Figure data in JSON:
┌────────

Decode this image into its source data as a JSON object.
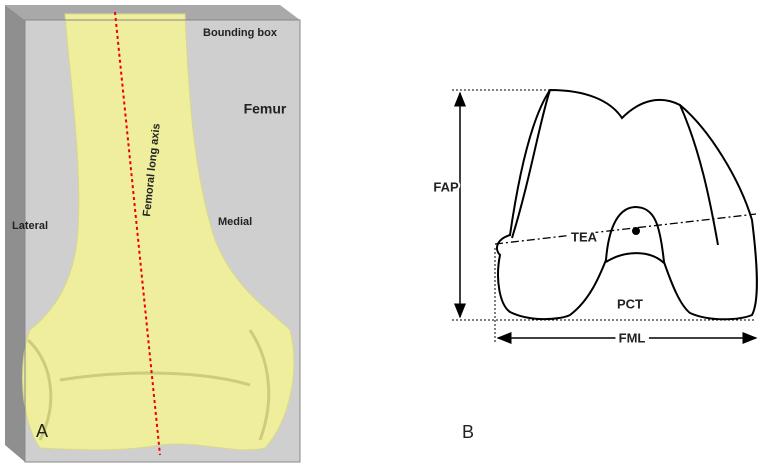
{
  "panel_a": {
    "box_label": "Bounding box",
    "bone_label": "Femur",
    "axis_label": "Femoral long axis",
    "left_label": "Lateral",
    "right_label": "Medial",
    "panel_letter": "A"
  },
  "panel_b": {
    "vertical_label": "FAP",
    "transepicondylar_label": "TEA",
    "posterior_label": "PCT",
    "width_label": "FML",
    "panel_letter": "B"
  }
}
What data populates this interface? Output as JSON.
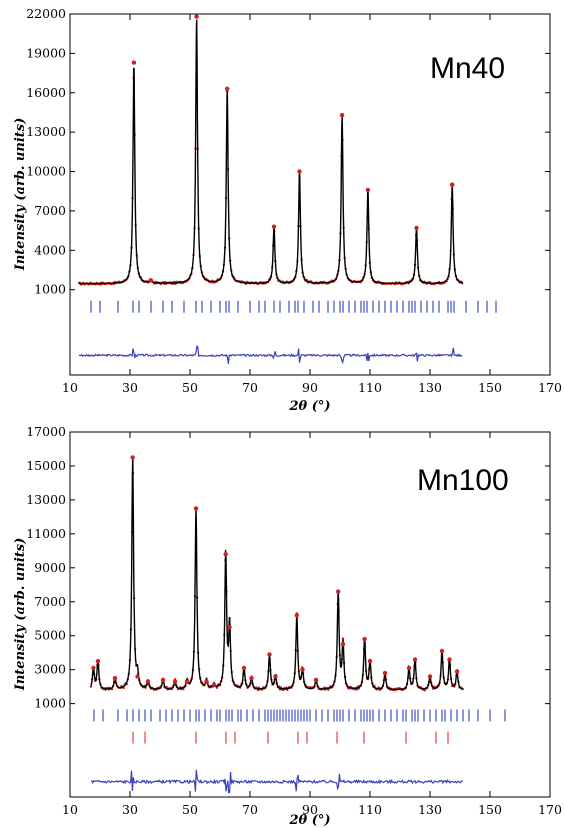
{
  "chart_data": [
    {
      "type": "line",
      "sample_label": "Mn40",
      "ylabel": "Intensity (arb. units)",
      "xlabel": "2θ (°)",
      "xlim": [
        10,
        170
      ],
      "xticks": [
        10,
        30,
        50,
        70,
        90,
        110,
        130,
        150,
        170
      ],
      "yticks": [
        1000,
        4000,
        7000,
        10000,
        13000,
        16000,
        19000,
        22000
      ],
      "ylim": [
        -5500,
        22000
      ],
      "x_range": [
        13,
        141
      ],
      "background": 1450,
      "noise": 80,
      "peaks": [
        {
          "x": 31.3,
          "y": 18300
        },
        {
          "x": 37.0,
          "y": 1700
        },
        {
          "x": 52.2,
          "y": 21800
        },
        {
          "x": 62.4,
          "y": 16300
        },
        {
          "x": 78.0,
          "y": 5800
        },
        {
          "x": 86.5,
          "y": 10000
        },
        {
          "x": 100.7,
          "y": 14300
        },
        {
          "x": 109.3,
          "y": 8600
        },
        {
          "x": 125.5,
          "y": 5700
        },
        {
          "x": 137.4,
          "y": 9000
        }
      ],
      "tick_rows": [
        {
          "color": "#2a3fbf",
          "y": -300,
          "positions": [
            17,
            20,
            26,
            31,
            33,
            37,
            41,
            44,
            48,
            52,
            54,
            57,
            60,
            62,
            63,
            66,
            70,
            73,
            75,
            78,
            80,
            83,
            85,
            86,
            88,
            91,
            93,
            96,
            98,
            100,
            101,
            103,
            105,
            107,
            108,
            109,
            111,
            113,
            115,
            117,
            119,
            121,
            123,
            124,
            125,
            127,
            129,
            131,
            133,
            136,
            137,
            138,
            142,
            146,
            149,
            152
          ]
        }
      ],
      "difference_y": -4000
    },
    {
      "type": "line",
      "sample_label": "Mn100",
      "ylabel": "Intensity (arb. units)",
      "xlabel": "2θ (°)",
      "xlim": [
        10,
        170
      ],
      "xticks": [
        10,
        30,
        50,
        70,
        90,
        110,
        130,
        150,
        170
      ],
      "yticks": [
        1000,
        3000,
        5000,
        7000,
        9000,
        11000,
        13000,
        15000,
        17000
      ],
      "ylim": [
        -4500,
        17000
      ],
      "x_range": [
        17,
        141
      ],
      "background": 1800,
      "noise": 90,
      "peaks": [
        {
          "x": 17.8,
          "y": 3100
        },
        {
          "x": 19.3,
          "y": 3500
        },
        {
          "x": 25.0,
          "y": 2500
        },
        {
          "x": 30.9,
          "y": 15500
        },
        {
          "x": 32.5,
          "y": 2600
        },
        {
          "x": 36.0,
          "y": 2300
        },
        {
          "x": 41.0,
          "y": 2400
        },
        {
          "x": 45.0,
          "y": 2300
        },
        {
          "x": 49.0,
          "y": 2300
        },
        {
          "x": 52.0,
          "y": 12500
        },
        {
          "x": 55.5,
          "y": 2300
        },
        {
          "x": 58.0,
          "y": 2100
        },
        {
          "x": 61.9,
          "y": 9800
        },
        {
          "x": 63.2,
          "y": 5500
        },
        {
          "x": 68.0,
          "y": 3100
        },
        {
          "x": 70.5,
          "y": 2500
        },
        {
          "x": 76.5,
          "y": 3900
        },
        {
          "x": 78.5,
          "y": 2600
        },
        {
          "x": 85.6,
          "y": 6200
        },
        {
          "x": 87.5,
          "y": 3000
        },
        {
          "x": 92.0,
          "y": 2400
        },
        {
          "x": 99.4,
          "y": 7600
        },
        {
          "x": 101.0,
          "y": 4500
        },
        {
          "x": 108.2,
          "y": 4800
        },
        {
          "x": 110.0,
          "y": 3500
        },
        {
          "x": 115.0,
          "y": 2800
        },
        {
          "x": 123.0,
          "y": 3100
        },
        {
          "x": 125.0,
          "y": 3600
        },
        {
          "x": 130.0,
          "y": 2600
        },
        {
          "x": 134.0,
          "y": 4100
        },
        {
          "x": 136.5,
          "y": 3600
        },
        {
          "x": 139.0,
          "y": 2900
        }
      ],
      "tick_rows": [
        {
          "color": "#2a3fbf",
          "y": 300,
          "positions": [
            18,
            21,
            26,
            29,
            31,
            33,
            35,
            37,
            40,
            42,
            44,
            46,
            48,
            50,
            52,
            53,
            55,
            57,
            59,
            60,
            62,
            63,
            64,
            66,
            67,
            69,
            71,
            73,
            75,
            76,
            77,
            78,
            79,
            80,
            81,
            82,
            83,
            84,
            85,
            86,
            87,
            88,
            89,
            90,
            92,
            94,
            96,
            98,
            99,
            100,
            101,
            103,
            105,
            107,
            108,
            109,
            110,
            111,
            113,
            115,
            117,
            119,
            121,
            122,
            124,
            125,
            126,
            128,
            130,
            132,
            134,
            135,
            137,
            139,
            141,
            143,
            146,
            150,
            155
          ]
        },
        {
          "color": "#e03030",
          "y": -1000,
          "positions": [
            31,
            35,
            52,
            62,
            65,
            76,
            86,
            89,
            99,
            108,
            122,
            132,
            136
          ]
        }
      ],
      "difference_y": -3600
    }
  ]
}
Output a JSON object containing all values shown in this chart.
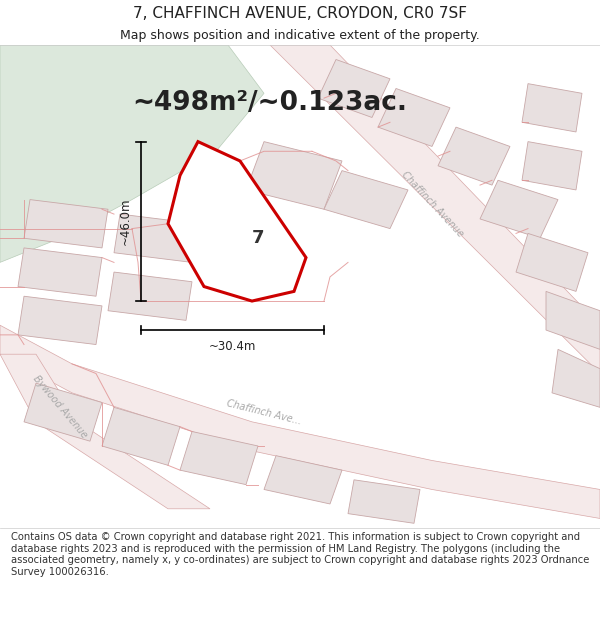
{
  "title_line1": "7, CHAFFINCH AVENUE, CROYDON, CR0 7SF",
  "title_line2": "Map shows position and indicative extent of the property.",
  "area_text": "~498m²/~0.123ac.",
  "dim_width": "~30.4m",
  "dim_height": "~46.0m",
  "property_label": "7",
  "footer_text": "Contains OS data © Crown copyright and database right 2021. This information is subject to Crown copyright and database rights 2023 and is reproduced with the permission of HM Land Registry. The polygons (including the associated geometry, namely x, y co-ordinates) are subject to Crown copyright and database rights 2023 Ordnance Survey 100026316.",
  "bg_color": "#ffffff",
  "map_bg": "#f7f0f0",
  "green_color": "#dce8dc",
  "building_fill": "#e8e0e0",
  "building_edge": "#c8a8a8",
  "road_fill": "#f5eaea",
  "road_edge": "#d8a8a8",
  "property_fill": "#ffffff",
  "property_edge": "#cc0000",
  "plot_line_color": "#e09090",
  "title_fontsize": 11,
  "subtitle_fontsize": 9,
  "area_fontsize": 19,
  "label_fontsize": 13,
  "footer_fontsize": 7.2,
  "road_label_color": "#aaaaaa",
  "road_label_fontsize": 7
}
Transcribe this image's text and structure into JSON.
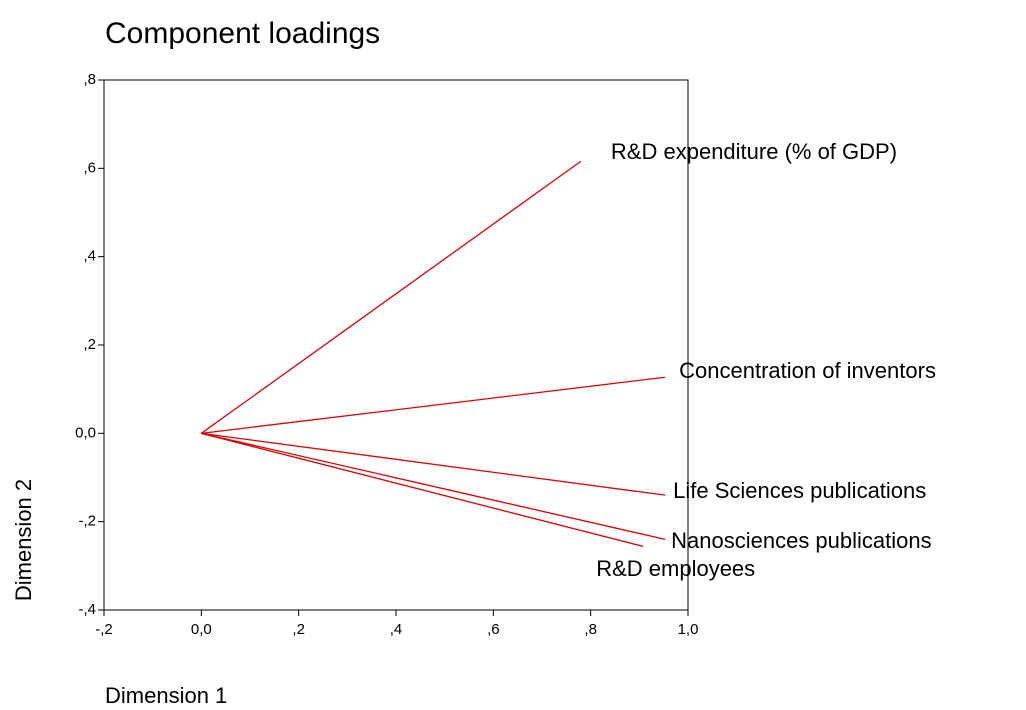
{
  "chart_data": {
    "type": "vector",
    "title": "Component loadings",
    "x_label": "Dimension 1",
    "y_label": "Dimension 2",
    "xlim": [
      -0.2,
      1.0
    ],
    "ylim": [
      -0.4,
      0.8
    ],
    "xticks": [
      {
        "value": -0.2,
        "label": "-,2"
      },
      {
        "value": 0,
        "label": "0,0"
      },
      {
        "value": 0.2,
        "label": ",2"
      },
      {
        "value": 0.4,
        "label": ",4"
      },
      {
        "value": 0.6,
        "label": ",6"
      },
      {
        "value": 0.8,
        "label": ",8"
      },
      {
        "value": 1.0,
        "label": "1,0"
      }
    ],
    "yticks": [
      {
        "value": -0.4,
        "label": "-,4"
      },
      {
        "value": -0.2,
        "label": "-,2"
      },
      {
        "value": 0,
        "label": "0,0"
      },
      {
        "value": 0.2,
        "label": ",2"
      },
      {
        "value": 0.4,
        "label": ",4"
      },
      {
        "value": 0.6,
        "label": ",6"
      },
      {
        "value": 0.8,
        "label": ",8"
      }
    ],
    "series": [
      {
        "name": "R&D expenditure (% of GDP)",
        "color": "#e00000",
        "x": 0.78,
        "value": 0.616
      },
      {
        "name": "Concentration of inventors",
        "color": "#e00000",
        "x": 0.953,
        "value": 0.127
      },
      {
        "name": "Life Sciences publications",
        "color": "#e00000",
        "x": 0.953,
        "value": -0.14
      },
      {
        "name": "Nanosciences publications",
        "color": "#e00000",
        "x": 0.953,
        "value": -0.24
      },
      {
        "name": "R&D employees",
        "color": "#e00000",
        "x": 0.908,
        "value": -0.256
      }
    ]
  }
}
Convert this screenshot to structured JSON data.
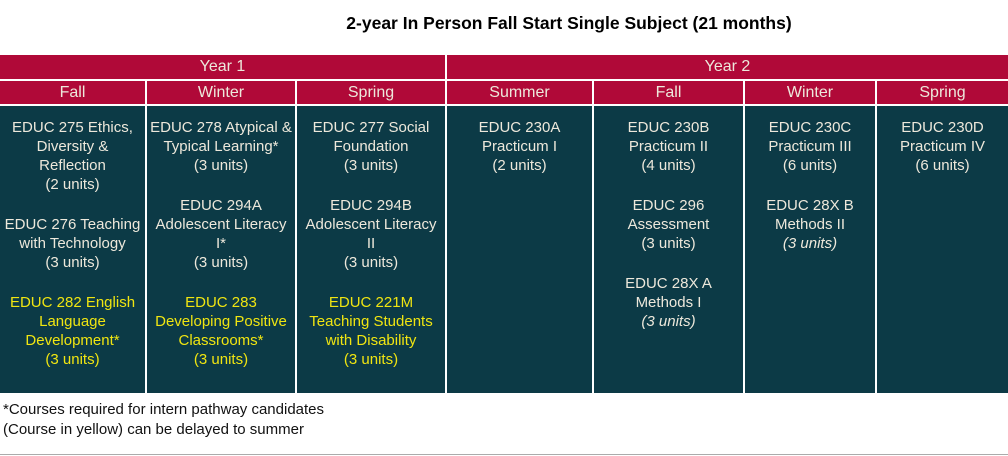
{
  "title": "2-year In Person Fall Start Single Subject (21 months)",
  "colors": {
    "header_red": "#B00938",
    "cell_teal": "#0C3A46",
    "text_cream": "#EDE8DB",
    "highlight_yellow": "#F0E511",
    "title_black": "#000000",
    "footnote_black": "#111111",
    "bottom_line_gray": "#ABABAB"
  },
  "table": {
    "year_headers": [
      {
        "label": "Year 1",
        "colspan": 3
      },
      {
        "label": "Year 2",
        "colspan": 4
      }
    ],
    "semester_headers": [
      "Fall",
      "Winter",
      "Spring",
      "Summer",
      "Fall",
      "Winter",
      "Spring"
    ],
    "columns": [
      {
        "year": "Year 1",
        "semester": "Fall",
        "courses": [
          {
            "name": "EDUC 275 Ethics, Diversity & Reflection",
            "units": "(2 units)"
          },
          {
            "name": "EDUC 276 Teaching with Technology",
            "units": "(3 units)"
          },
          {
            "name": "EDUC 282 English Language Development*",
            "units": "(3 units)",
            "highlight": true
          }
        ]
      },
      {
        "year": "Year 1",
        "semester": "Winter",
        "courses": [
          {
            "name": "EDUC 278 Atypical & Typical Learning*",
            "units": "(3 units)"
          },
          {
            "name": "EDUC 294A Adolescent Literacy I*",
            "units": "(3 units)"
          },
          {
            "name": "EDUC 283 Developing Positive Classrooms*",
            "units": "(3 units)",
            "highlight": true
          }
        ]
      },
      {
        "year": "Year 1",
        "semester": "Spring",
        "courses": [
          {
            "name": "EDUC 277 Social Foundation",
            "units": "(3 units)"
          },
          {
            "name": "EDUC 294B Adolescent Literacy II",
            "units": "(3 units)"
          },
          {
            "name": "EDUC 221M Teaching Students with Disability",
            "units": "(3 units)",
            "highlight": true
          }
        ]
      },
      {
        "year": "Year 2",
        "semester": "Summer",
        "courses": [
          {
            "name": "EDUC 230A Practicum I",
            "units": "(2 units)"
          }
        ]
      },
      {
        "year": "Year 2",
        "semester": "Fall",
        "courses": [
          {
            "name": "EDUC 230B Practicum II",
            "units": "(4 units)"
          },
          {
            "name": "EDUC 296 Assessment",
            "units": "(3 units)"
          },
          {
            "name": "EDUC 28X A Methods I",
            "units": "(3 units)",
            "units_italic": true
          }
        ]
      },
      {
        "year": "Year 2",
        "semester": "Winter",
        "courses": [
          {
            "name": "EDUC 230C Practicum III",
            "units": "(6 units)"
          },
          {
            "name": "EDUC 28X B Methods II",
            "units": "(3 units)",
            "units_italic": true
          }
        ]
      },
      {
        "year": "Year 2",
        "semester": "Spring",
        "courses": [
          {
            "name": "EDUC 230D Practicum IV",
            "units": "(6 units)"
          }
        ]
      }
    ]
  },
  "footnotes": [
    "*Courses required for intern pathway candidates",
    "(Course in yellow) can be delayed to summer"
  ]
}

└────────

Aim of the task: Show all lines from the data above in which the word "Literacy" appears.

Result of the exercise:
            "name": "EDUC 294A Adolescent Literacy I*",
            "name": "EDUC 294B Adolescent Literacy II",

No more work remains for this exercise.